**Text shown:**
----

Drinks
High Plains Vintners
Amid drought and freezes in a rugged stretch of the Lone Star State, winemakers are blazing a trail toward a true taste of Texas
Photo: Joel Salcido
I looked down from the 757 at crop circles cut in dirt by irrigators on wheels, a vast dun-colored landscape pinned to the geology by galloping telephone poles. The plane landed in a dust storm, with me trying to imagine how people—much less grapevines—lived here. I had come looking for the origins of the best wine in Texas, knowing that the state wins its share of medals in national wine taste-offs and has a glitzy, Napa-wannabe wine trail in the Hill Country near Austin and San Antonio. But I also knew that, if there was soul in those bottles, most likely it arrived in tanker trucks after a six-hour hard haul from much farther west, starting right here on the Texas High Plains.
People like to say there’s nothing between the THP and the North Pole to stop the wind but barbed wire. The area is also called the Llano Estacado—the Palisaded Plain, or, more commonly, the Staked Plain—and at up to 5,000 feet in altitude a testament to endurance and conquistadorial madness. Coronado passed through in 1541, looking for a city of gold, and found more or less what you find today with the exception of assorted structures protruding from the 360-degree horizon. Disoriented, harassed by Comanche, Coronado ordered his soldiers to drive stakes into the ground, according to local lore, so he could find his way back to Mexico.

----

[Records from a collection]

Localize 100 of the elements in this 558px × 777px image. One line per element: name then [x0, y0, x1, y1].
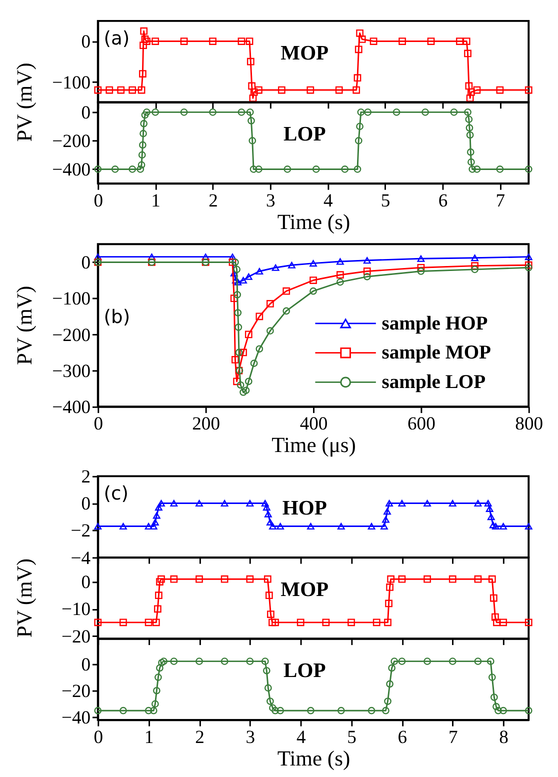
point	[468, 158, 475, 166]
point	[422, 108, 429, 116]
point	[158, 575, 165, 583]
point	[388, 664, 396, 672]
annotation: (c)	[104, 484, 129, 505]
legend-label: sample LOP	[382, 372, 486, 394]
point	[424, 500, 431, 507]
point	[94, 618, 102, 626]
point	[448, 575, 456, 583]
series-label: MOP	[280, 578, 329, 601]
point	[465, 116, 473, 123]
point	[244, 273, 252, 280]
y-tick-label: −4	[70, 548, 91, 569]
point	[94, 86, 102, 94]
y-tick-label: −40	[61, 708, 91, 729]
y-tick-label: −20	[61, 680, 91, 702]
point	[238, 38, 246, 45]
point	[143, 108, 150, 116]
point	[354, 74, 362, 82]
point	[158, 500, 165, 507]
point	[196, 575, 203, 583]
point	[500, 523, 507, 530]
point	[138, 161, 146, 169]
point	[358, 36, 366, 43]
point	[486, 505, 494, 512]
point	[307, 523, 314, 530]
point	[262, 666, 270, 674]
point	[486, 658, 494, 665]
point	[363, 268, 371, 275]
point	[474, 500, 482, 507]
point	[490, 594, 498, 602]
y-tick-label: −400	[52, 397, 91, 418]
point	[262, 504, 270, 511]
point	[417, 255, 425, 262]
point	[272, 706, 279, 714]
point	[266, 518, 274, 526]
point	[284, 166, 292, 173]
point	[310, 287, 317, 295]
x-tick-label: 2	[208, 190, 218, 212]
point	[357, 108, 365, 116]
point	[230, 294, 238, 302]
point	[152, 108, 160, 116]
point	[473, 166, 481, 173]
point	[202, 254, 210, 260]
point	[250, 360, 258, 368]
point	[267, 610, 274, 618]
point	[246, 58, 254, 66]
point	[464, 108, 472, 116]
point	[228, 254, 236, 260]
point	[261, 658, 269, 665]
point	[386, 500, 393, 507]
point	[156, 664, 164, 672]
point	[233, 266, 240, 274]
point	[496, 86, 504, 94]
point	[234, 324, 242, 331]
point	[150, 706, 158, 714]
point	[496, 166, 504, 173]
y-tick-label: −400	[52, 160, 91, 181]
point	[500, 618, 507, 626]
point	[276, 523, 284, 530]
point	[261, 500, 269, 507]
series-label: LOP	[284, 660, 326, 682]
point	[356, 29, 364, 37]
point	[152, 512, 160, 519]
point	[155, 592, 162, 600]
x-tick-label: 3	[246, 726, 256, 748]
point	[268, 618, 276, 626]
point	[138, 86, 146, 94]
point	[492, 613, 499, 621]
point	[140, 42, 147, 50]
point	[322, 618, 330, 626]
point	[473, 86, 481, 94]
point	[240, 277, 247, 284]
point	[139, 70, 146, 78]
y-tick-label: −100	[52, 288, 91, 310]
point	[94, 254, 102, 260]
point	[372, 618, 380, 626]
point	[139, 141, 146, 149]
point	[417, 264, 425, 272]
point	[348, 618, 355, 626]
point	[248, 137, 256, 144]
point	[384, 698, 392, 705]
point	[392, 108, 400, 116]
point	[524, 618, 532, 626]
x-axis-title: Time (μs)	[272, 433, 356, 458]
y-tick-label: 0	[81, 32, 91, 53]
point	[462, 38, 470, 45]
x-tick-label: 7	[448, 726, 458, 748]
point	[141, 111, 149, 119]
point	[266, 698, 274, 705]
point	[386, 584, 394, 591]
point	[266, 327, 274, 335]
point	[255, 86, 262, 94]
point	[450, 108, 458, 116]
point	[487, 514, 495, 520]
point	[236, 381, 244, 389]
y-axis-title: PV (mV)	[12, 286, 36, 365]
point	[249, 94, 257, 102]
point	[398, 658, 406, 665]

----

**Exercise set:**
• a. Update the Texas High Plains article starting at "People like to" and ending at "back to Mexico.", swapping "barbed wire" for "a fence".
• b. Summarize the Texas High Plains article in two sentences.
• c. Resume the article on Texas High Plains winemaking from where it stops.

**Results for the exercise:**
• a.
People like to say there’s nothing between the THP and the North Pole to stop the wind but a fence. The area is also called the Llano Estacado—the Palisaded Plain, or, more commonly, the Staked Plain—and at up to 5,000 feet in altitude a testament to endurance and conquistadorial madness. Coronado passed through in 1541, looking for a city of gold, and found more or less what you find today with the exception of assorted structures protruding from the 360-degree horizon. Disoriented, harassed by Comanche, Coronado ordered his soldiers to drive stakes into the ground, according to local lore, so he could find his way back to Mexico.

• b. The writer flew to the Texas High Plains to find the origins of the best Texas wine, suspecting that whatever soul the state's bottles had most likely arrived by tanker truck from this region, far west of the Hill Country wine trail near Austin and San Antonio. The area, also called the Llano Estacado or Staked Plain, rises to as much as 5,000 feet, and local lore holds that Coronado, passing through in 1541 in search of a city of gold, had his soldiers drive stakes into the ground so he could find his way back to Mexico.

• c.
There were no fine wine grapes on the Llano Estacado in those days, but now dozens of European varieties of Vitis vinifera grow here, and from them flow good wine and good stories. Like that of the man who met me outside the Lubbock airport in an old pickup. He wore Levi’s, a plaid shirt, a down vest, and sneakers (cowboy boots don’t cut it on cold concrete winery floors). The crease in his graying beard was full of white teeth. “Gol-lee,” he said, “it’s almost seventy degrees, and tonight it’s dropping into the twenties. Welcome to West Texas.”
He was Kim McPherson. His father, Doc McPherson, was a chemistry professor at Texas Tech and a true pioneer of the state’s modern-era wine industry. Back in the sixties, Doc and a colleague found vines that researchers had thrown out and planted them next to Doc’s patio, without knowing exactly what they were. Some flourished, proving that fine wine grapes could take the climate. (Doc also tried planting grapevines from Spain that one of his students had wrapped around the rims of a used VW Bug and smuggled over aboard a ship.) From these serendipities sprang an industry and a way of life no one predicted for the THP.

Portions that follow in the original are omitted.